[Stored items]
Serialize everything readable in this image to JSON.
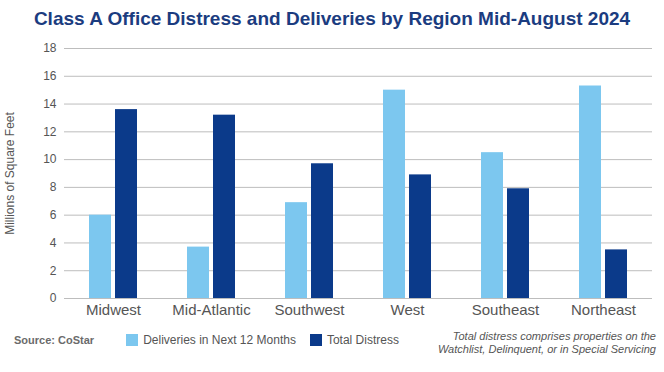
{
  "chart_data": {
    "type": "bar",
    "title": "Class A Office Distress and Deliveries by Region Mid-August 2024",
    "ylabel": "Millions of Square Feet",
    "source": "Source: CoStar",
    "note": "Total distress comprises properties on the Watchlist, Delinquent, or in Special Servicing",
    "categories": [
      "Midwest",
      "Mid-Atlantic",
      "Southwest",
      "West",
      "Southeast",
      "Northeast"
    ],
    "series": [
      {
        "name": "Deliveries in Next 12 Months",
        "color": "#7cc7ef",
        "values": [
          6.0,
          3.7,
          6.9,
          15.0,
          10.5,
          15.3
        ]
      },
      {
        "name": "Total Distress",
        "color": "#0b3a8a",
        "values": [
          13.6,
          13.2,
          9.7,
          8.9,
          7.9,
          3.5
        ]
      }
    ],
    "ylim": [
      0,
      18
    ],
    "yticks": [
      0,
      2,
      4,
      6,
      8,
      10,
      12,
      14,
      16,
      18
    ],
    "grid": true,
    "legend": "bottom"
  }
}
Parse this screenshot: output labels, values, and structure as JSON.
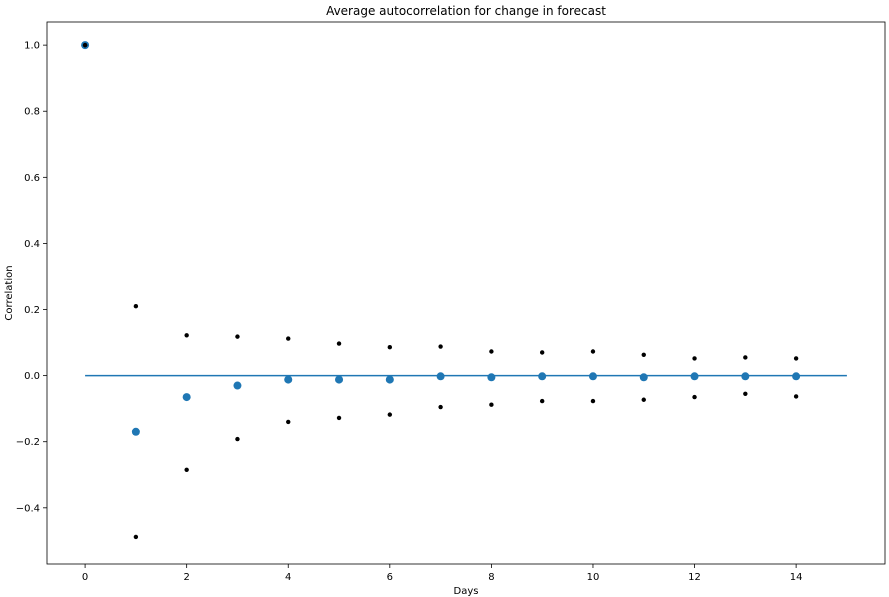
{
  "chart_data": {
    "type": "scatter",
    "title": "Average autocorrelation for change in forecast",
    "xlabel": "Days",
    "ylabel": "Correlation",
    "xlim": [
      -0.75,
      15.75
    ],
    "ylim": [
      -0.57,
      1.07
    ],
    "xticks": [
      0,
      2,
      4,
      6,
      8,
      10,
      12,
      14
    ],
    "yticks": [
      -0.4,
      -0.2,
      0.0,
      0.2,
      0.4,
      0.6,
      0.8,
      1.0
    ],
    "ytick_labels": [
      "−0.4",
      "−0.2",
      "0.0",
      "0.2",
      "0.4",
      "0.6",
      "0.8",
      "1.0"
    ],
    "grid": false,
    "series": [
      {
        "role": "mean",
        "color": "#1f77b4",
        "x": [
          0,
          1,
          2,
          3,
          4,
          5,
          6,
          7,
          8,
          9,
          10,
          11,
          12,
          13,
          14
        ],
        "y": [
          1.0,
          -0.17,
          -0.065,
          -0.03,
          -0.012,
          -0.012,
          -0.012,
          -0.002,
          -0.005,
          -0.002,
          -0.002,
          -0.005,
          -0.002,
          -0.002,
          -0.002
        ]
      },
      {
        "role": "upper",
        "color": "#000000",
        "x": [
          0,
          1,
          2,
          3,
          4,
          5,
          6,
          7,
          8,
          9,
          10,
          11,
          12,
          13,
          14
        ],
        "y": [
          1.0,
          0.21,
          0.122,
          0.118,
          0.112,
          0.097,
          0.086,
          0.088,
          0.073,
          0.07,
          0.073,
          0.063,
          0.052,
          0.055,
          0.052
        ]
      },
      {
        "role": "lower",
        "color": "#000000",
        "x": [
          0,
          1,
          2,
          3,
          4,
          5,
          6,
          7,
          8,
          9,
          10,
          11,
          12,
          13,
          14
        ],
        "y": [
          1.0,
          -0.488,
          -0.285,
          -0.192,
          -0.14,
          -0.128,
          -0.118,
          -0.095,
          -0.088,
          -0.077,
          -0.077,
          -0.073,
          -0.065,
          -0.055,
          -0.063
        ]
      }
    ],
    "reference_line": {
      "y": 0.0,
      "x_from": 0,
      "x_to": 15,
      "color": "#1f77b4"
    }
  }
}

» **JOB**:
Each entry shown above must be quoted exactly, with its pictures left out.

» **THE COMPLETED TASK**:
Serialize everything readable in this image to JSON.
{
  "chart_data": {
    "type": "bar",
    "title": "Class A Office Distress and Deliveries by Region Mid-August 2024",
    "ylabel": "Millions of Square Feet",
    "source": "Source: CoStar",
    "note": "Total distress comprises properties on the Watchlist, Delinquent, or in Special Servicing",
    "categories": [
      "Midwest",
      "Mid-Atlantic",
      "Southwest",
      "West",
      "Southeast",
      "Northeast"
    ],
    "series": [
      {
        "name": "Deliveries in Next 12 Months",
        "color": "#7cc7ef",
        "values": [
          6.0,
          3.7,
          6.9,
          15.0,
          10.5,
          15.3
        ]
      },
      {
        "name": "Total Distress",
        "color": "#0b3a8a",
        "values": [
          13.6,
          13.2,
          9.7,
          8.9,
          7.9,
          3.5
        ]
      }
    ],
    "ylim": [
      0,
      18
    ],
    "yticks": [
      0,
      2,
      4,
      6,
      8,
      10,
      12,
      14,
      16,
      18
    ],
    "grid": true,
    "legend": "bottom"
  }
}
Parse this screenshot: output labels, values, and structure as JSON.
{
  "chart_data": {
    "type": "scatter",
    "title": "Average autocorrelation for change in forecast",
    "xlabel": "Days",
    "ylabel": "Correlation",
    "xlim": [
      -0.75,
      15.75
    ],
    "ylim": [
      -0.57,
      1.07
    ],
    "xticks": [
      0,
      2,
      4,
      6,
      8,
      10,
      12,
      14
    ],
    "yticks": [
      -0.4,
      -0.2,
      0.0,
      0.2,
      0.4,
      0.6,
      0.8,
      1.0
    ],
    "ytick_labels": [
      "−0.4",
      "−0.2",
      "0.0",
      "0.2",
      "0.4",
      "0.6",
      "0.8",
      "1.0"
    ],
    "grid": false,
    "series": [
      {
        "role": "mean",
        "color": "#1f77b4",
        "x": [
          0,
          1,
          2,
          3,
          4,
          5,
          6,
          7,
          8,
          9,
          10,
          11,
          12,
          13,
          14
        ],
        "y": [
          1.0,
          -0.17,
          -0.065,
          -0.03,
          -0.012,
          -0.012,
          -0.012,
          -0.002,
          -0.005,
          -0.002,
          -0.002,
          -0.005,
          -0.002,
          -0.002,
          -0.002
        ]
      },
      {
        "role": "upper",
        "color": "#000000",
        "x": [
          0,
          1,
          2,
          3,
          4,
          5,
          6,
          7,
          8,
          9,
          10,
          11,
          12,
          13,
          14
        ],
        "y": [
          1.0,
          0.21,
          0.122,
          0.118,
          0.112,
          0.097,
          0.086,
          0.088,
          0.073,
          0.07,
          0.073,
          0.063,
          0.052,
          0.055,
          0.052
        ]
      },
      {
        "role": "lower",
        "color": "#000000",
        "x": [
          0,
          1,
          2,
          3,
          4,
          5,
          6,
          7,
          8,
          9,
          10,
          11,
          12,
          13,
          14
        ],
        "y": [
          1.0,
          -0.488,
          -0.285,
          -0.192,
          -0.14,
          -0.128,
          -0.118,
          -0.095,
          -0.088,
          -0.077,
          -0.077,
          -0.073,
          -0.065,
          -0.055,
          -0.063
        ]
      }
    ],
    "reference_line": {
      "y": 0.0,
      "x_from": 0,
      "x_to": 15,
      "color": "#1f77b4"
    }
  }
}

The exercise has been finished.